DATA IN THIS EXERCISE —
----------------
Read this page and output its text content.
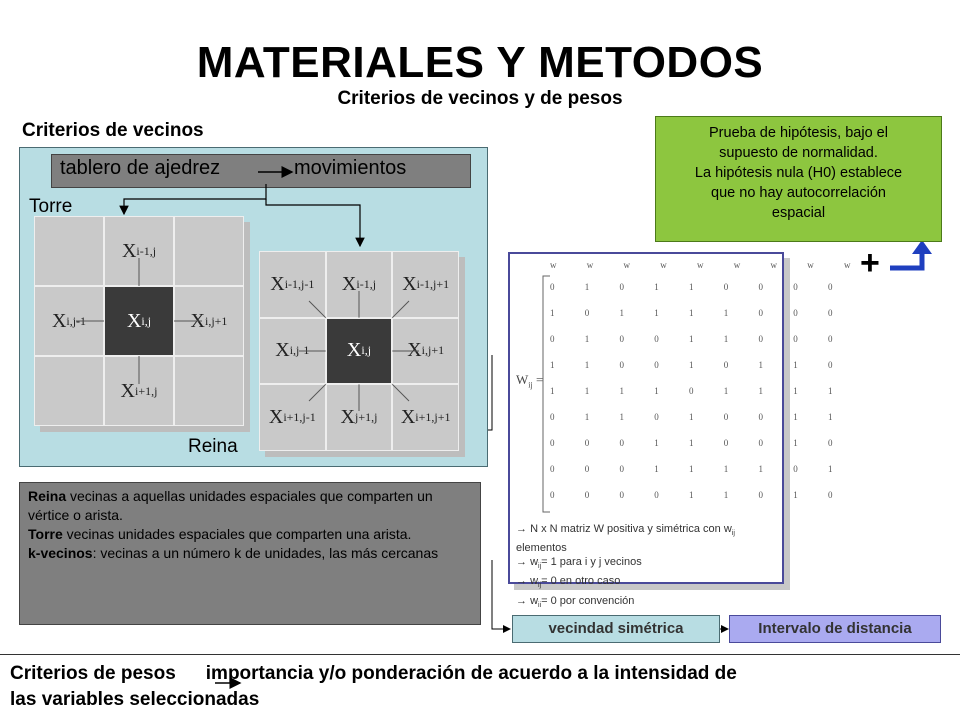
MATERIALES Y METODOS
Criterios de vecinos y de pesos
Criterios de vecinos
tablero de ajedrez	movimientos
X i-1,j
X i,j-1 X i,j X i,j+1
X i+1,j
X i-1,j-1 X i-1,j X i-1,j+1
X i,j-1 X i,j X i,j+1
X i+1,j-1 X j+1,j X i+1,j+1
Torre
Reina
Prueba de hipótesis, bajo el
supuesto de normalidad.
La hipótesis nula (H0) establece
que no hay autocorrelación
espacial
+
w w w w w w w w w
0 1 0 1 1 0 0 0 0
1 0 1 1 1 1 0 0 0
0 1 0 0 1 1 0 0 0
1 1 0 0 1 0 1 1 0
1 1 1 1 0 1 1 1 1
0 1 1 0 1 0 0 1 1
0 0 0 1 1 0 0 1 0
0 0 0 1 1 1 1 0 1
0 0 0 0 1 1 0 1 0
$W_{ij}$ =
→ N x N matriz W positiva y simétrica con $w_{ij}$ elementos
→ $w_{ij}= 1$ para i y j vecinos
→ $w_{ij}= 0$ en otro caso
→ $w_{ii}= 0$ por convención
Reina vecinas a aquellas unidades espaciales que comparten un vértice o arista.
Torre vecinas unidades espaciales que comparten una arista.
k-vecinos: vecinas a un número k de unidades, las más cercanas
vecindad simétrica	Intervalo de distancia
Criterios de pesos importancia y/o ponderación de acuerdo a la intensidad de
las variables seleccionadas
----------------
WRITTEN EXERCISE —
Return from the data every line that holds "simétrica".

ANSWER TO THIS PROBLEM —
→ N x N matriz W positiva y simétrica con $w_{ij}$ elementos
vecindad simétrica	Intervalo de distancia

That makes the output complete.